= ENTRIES PROVIDED =

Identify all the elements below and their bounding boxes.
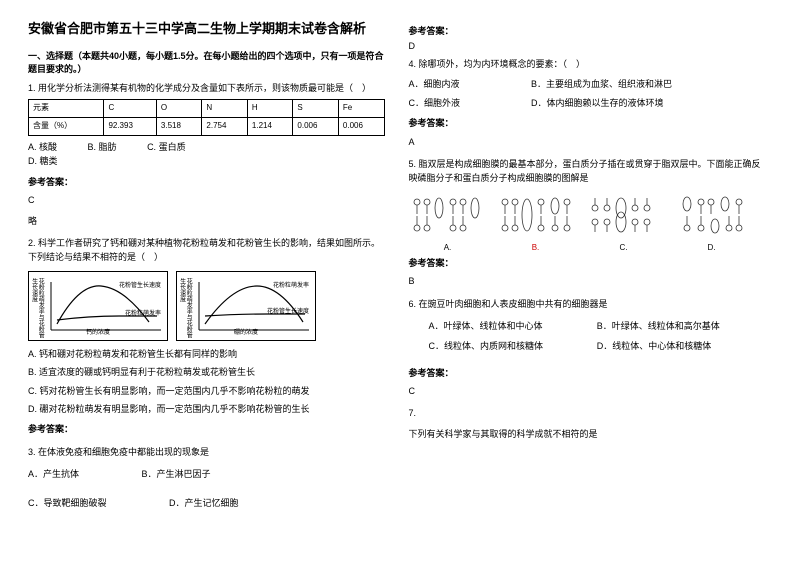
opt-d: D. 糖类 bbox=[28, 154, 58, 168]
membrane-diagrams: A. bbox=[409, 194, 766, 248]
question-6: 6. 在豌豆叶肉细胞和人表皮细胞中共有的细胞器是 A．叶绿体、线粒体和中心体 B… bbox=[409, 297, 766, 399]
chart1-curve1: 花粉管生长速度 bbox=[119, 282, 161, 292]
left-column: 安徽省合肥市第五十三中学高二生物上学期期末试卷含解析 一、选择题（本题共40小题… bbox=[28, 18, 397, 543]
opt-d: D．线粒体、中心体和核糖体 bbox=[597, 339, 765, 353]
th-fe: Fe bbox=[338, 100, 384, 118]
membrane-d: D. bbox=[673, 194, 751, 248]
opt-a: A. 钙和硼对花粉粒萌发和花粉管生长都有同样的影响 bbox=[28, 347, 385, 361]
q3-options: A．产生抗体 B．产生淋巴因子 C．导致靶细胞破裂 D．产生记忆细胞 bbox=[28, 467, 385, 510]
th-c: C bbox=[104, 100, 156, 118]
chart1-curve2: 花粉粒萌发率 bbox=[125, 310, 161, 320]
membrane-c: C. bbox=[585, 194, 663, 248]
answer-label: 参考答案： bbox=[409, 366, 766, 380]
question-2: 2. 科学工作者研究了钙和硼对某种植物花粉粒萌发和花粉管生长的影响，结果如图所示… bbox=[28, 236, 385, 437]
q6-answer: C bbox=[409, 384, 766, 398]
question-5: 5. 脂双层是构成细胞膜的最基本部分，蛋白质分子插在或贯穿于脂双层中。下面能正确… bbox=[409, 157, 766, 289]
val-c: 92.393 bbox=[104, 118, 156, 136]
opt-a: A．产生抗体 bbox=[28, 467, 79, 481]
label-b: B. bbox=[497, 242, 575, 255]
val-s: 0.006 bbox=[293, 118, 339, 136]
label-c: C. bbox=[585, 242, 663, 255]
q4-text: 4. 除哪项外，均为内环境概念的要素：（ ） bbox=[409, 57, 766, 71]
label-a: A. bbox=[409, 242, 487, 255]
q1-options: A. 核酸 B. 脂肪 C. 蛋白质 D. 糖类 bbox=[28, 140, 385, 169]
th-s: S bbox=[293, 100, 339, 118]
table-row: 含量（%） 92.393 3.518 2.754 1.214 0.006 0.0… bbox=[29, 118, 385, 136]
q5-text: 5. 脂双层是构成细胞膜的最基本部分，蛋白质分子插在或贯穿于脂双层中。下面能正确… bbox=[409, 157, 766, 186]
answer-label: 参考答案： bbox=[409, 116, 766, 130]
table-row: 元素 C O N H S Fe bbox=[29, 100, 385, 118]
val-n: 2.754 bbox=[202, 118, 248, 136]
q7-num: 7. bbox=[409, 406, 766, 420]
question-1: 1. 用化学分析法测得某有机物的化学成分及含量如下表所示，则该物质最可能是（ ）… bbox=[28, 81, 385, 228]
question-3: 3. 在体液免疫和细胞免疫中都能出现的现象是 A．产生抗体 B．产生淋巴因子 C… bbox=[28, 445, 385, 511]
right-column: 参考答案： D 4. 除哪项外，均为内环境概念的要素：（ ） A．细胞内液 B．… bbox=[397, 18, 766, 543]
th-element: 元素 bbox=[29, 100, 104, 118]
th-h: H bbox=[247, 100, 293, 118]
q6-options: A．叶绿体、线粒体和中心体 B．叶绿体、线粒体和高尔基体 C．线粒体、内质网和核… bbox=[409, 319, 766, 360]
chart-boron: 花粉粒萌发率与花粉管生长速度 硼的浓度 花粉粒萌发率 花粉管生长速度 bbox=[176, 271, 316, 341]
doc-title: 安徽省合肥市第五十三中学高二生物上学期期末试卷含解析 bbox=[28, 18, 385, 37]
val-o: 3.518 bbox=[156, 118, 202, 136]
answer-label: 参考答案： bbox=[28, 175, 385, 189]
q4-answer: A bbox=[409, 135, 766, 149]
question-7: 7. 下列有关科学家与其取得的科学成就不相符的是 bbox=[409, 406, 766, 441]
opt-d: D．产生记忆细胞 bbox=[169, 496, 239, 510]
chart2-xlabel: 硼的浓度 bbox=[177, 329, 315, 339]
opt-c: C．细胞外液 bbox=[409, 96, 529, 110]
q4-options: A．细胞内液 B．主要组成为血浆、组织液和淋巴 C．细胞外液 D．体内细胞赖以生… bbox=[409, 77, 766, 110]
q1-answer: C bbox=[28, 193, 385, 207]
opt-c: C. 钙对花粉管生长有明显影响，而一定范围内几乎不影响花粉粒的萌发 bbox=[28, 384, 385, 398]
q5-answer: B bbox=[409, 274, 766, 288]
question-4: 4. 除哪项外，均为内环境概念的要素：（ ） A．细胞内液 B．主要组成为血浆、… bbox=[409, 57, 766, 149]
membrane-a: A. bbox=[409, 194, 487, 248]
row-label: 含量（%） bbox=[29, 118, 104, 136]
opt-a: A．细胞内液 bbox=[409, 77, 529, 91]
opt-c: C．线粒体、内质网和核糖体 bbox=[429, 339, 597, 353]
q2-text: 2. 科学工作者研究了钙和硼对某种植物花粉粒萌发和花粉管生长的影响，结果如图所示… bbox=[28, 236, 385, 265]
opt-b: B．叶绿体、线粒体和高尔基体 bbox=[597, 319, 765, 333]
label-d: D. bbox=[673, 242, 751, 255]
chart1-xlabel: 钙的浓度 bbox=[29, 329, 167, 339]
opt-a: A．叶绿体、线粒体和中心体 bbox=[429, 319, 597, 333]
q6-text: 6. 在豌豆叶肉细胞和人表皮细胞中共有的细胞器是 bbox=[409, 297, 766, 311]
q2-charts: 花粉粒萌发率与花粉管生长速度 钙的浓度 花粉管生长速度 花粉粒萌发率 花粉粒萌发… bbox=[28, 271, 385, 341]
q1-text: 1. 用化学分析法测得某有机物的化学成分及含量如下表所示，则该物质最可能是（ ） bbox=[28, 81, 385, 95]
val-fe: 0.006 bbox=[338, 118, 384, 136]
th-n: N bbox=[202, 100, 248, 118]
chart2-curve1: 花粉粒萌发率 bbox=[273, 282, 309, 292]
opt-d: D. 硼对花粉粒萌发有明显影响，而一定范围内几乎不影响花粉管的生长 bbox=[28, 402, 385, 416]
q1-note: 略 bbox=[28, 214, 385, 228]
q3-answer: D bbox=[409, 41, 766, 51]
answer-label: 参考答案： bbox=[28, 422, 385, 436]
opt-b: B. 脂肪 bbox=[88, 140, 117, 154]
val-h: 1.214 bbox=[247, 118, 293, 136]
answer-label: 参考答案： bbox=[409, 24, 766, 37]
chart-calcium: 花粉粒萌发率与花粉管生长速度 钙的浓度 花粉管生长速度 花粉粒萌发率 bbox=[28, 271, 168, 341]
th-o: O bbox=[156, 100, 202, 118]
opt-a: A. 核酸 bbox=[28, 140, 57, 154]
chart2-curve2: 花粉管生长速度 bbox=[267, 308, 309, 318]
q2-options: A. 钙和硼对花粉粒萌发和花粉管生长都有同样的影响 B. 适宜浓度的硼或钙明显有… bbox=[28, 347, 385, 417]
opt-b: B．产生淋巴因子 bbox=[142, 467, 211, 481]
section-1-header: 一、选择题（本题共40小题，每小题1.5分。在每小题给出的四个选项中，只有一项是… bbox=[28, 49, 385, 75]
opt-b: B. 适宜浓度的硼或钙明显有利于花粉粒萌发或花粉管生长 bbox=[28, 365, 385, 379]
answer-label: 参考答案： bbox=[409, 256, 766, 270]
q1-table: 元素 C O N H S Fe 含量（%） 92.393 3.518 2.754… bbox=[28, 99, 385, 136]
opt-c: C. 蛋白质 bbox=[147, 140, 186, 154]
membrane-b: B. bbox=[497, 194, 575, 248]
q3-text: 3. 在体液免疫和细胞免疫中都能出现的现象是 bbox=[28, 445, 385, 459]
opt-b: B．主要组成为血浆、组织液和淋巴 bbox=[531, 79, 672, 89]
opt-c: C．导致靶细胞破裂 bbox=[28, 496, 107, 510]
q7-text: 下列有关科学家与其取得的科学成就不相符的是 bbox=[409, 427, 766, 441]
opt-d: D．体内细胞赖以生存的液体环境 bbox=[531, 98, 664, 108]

= YOUR OBJECTIVE =
Switch "answer-label" to "answer-heading" in the material between the lines holding "opt-d: D. 糖类 bbox=[28, 154, 58, 168]" and "th-h: H bbox=[247, 100, 293, 118]", inclusive. Return only those lines, with nothing else changed.

= FULL OUTPUT =
opt-d: D. 糖类 bbox=[28, 154, 58, 168]
membrane-diagrams: A. bbox=[409, 194, 766, 248]
question-6: 6. 在豌豆叶肉细胞和人表皮细胞中共有的细胞器是 A．叶绿体、线粒体和中心体 B… bbox=[409, 297, 766, 399]
chart1-curve1: 花粉管生长速度 bbox=[119, 282, 161, 292]
left-column: 安徽省合肥市第五十三中学高二生物上学期期末试卷含解析 一、选择题（本题共40小题… bbox=[28, 18, 397, 543]
opt-d: D．线粒体、中心体和核糖体 bbox=[597, 339, 765, 353]
th-fe: Fe bbox=[338, 100, 384, 118]
membrane-d: D. bbox=[673, 194, 751, 248]
opt-a: A. 钙和硼对花粉粒萌发和花粉管生长都有同样的影响 bbox=[28, 347, 385, 361]
q3-options: A．产生抗体 B．产生淋巴因子 C．导致靶细胞破裂 D．产生记忆细胞 bbox=[28, 467, 385, 510]
th-c: C bbox=[104, 100, 156, 118]
chart1-curve2: 花粉粒萌发率 bbox=[125, 310, 161, 320]
membrane-c: C. bbox=[585, 194, 663, 248]
answer-heading: 参考答案： bbox=[409, 366, 766, 380]
question-2: 2. 科学工作者研究了钙和硼对某种植物花粉粒萌发和花粉管生长的影响，结果如图所示… bbox=[28, 236, 385, 437]
q6-answer: C bbox=[409, 384, 766, 398]
question-5: 5. 脂双层是构成细胞膜的最基本部分，蛋白质分子插在或贯穿于脂双层中。下面能正确… bbox=[409, 157, 766, 289]
val-c: 92.393 bbox=[104, 118, 156, 136]
opt-a: A．产生抗体 bbox=[28, 467, 79, 481]
label-b: B. bbox=[497, 242, 575, 255]
val-s: 0.006 bbox=[293, 118, 339, 136]
label-c: C. bbox=[585, 242, 663, 255]
q4-text: 4. 除哪项外，均为内环境概念的要素：（ ） bbox=[409, 57, 766, 71]
label-a: A. bbox=[409, 242, 487, 255]
q1-options: A. 核酸 B. 脂肪 C. 蛋白质 D. 糖类 bbox=[28, 140, 385, 169]
th-s: S bbox=[293, 100, 339, 118]
table-row: 含量（%） 92.393 3.518 2.754 1.214 0.006 0.0… bbox=[29, 118, 385, 136]
q5-text: 5. 脂双层是构成细胞膜的最基本部分，蛋白质分子插在或贯穿于脂双层中。下面能正确… bbox=[409, 157, 766, 186]
answer-heading: 参考答案： bbox=[409, 116, 766, 130]
table-row: 元素 C O N H S Fe bbox=[29, 100, 385, 118]
val-n: 2.754 bbox=[202, 118, 248, 136]
q7-num: 7. bbox=[409, 406, 766, 420]
question-1: 1. 用化学分析法测得某有机物的化学成分及含量如下表所示，则该物质最可能是（ ）… bbox=[28, 81, 385, 228]
question-3: 3. 在体液免疫和细胞免疫中都能出现的现象是 A．产生抗体 B．产生淋巴因子 C… bbox=[28, 445, 385, 511]
right-column: 参考答案： D 4. 除哪项外，均为内环境概念的要素：（ ） A．细胞内液 B．… bbox=[397, 18, 766, 543]
th-element: 元素 bbox=[29, 100, 104, 118]
th-h: H bbox=[247, 100, 293, 118]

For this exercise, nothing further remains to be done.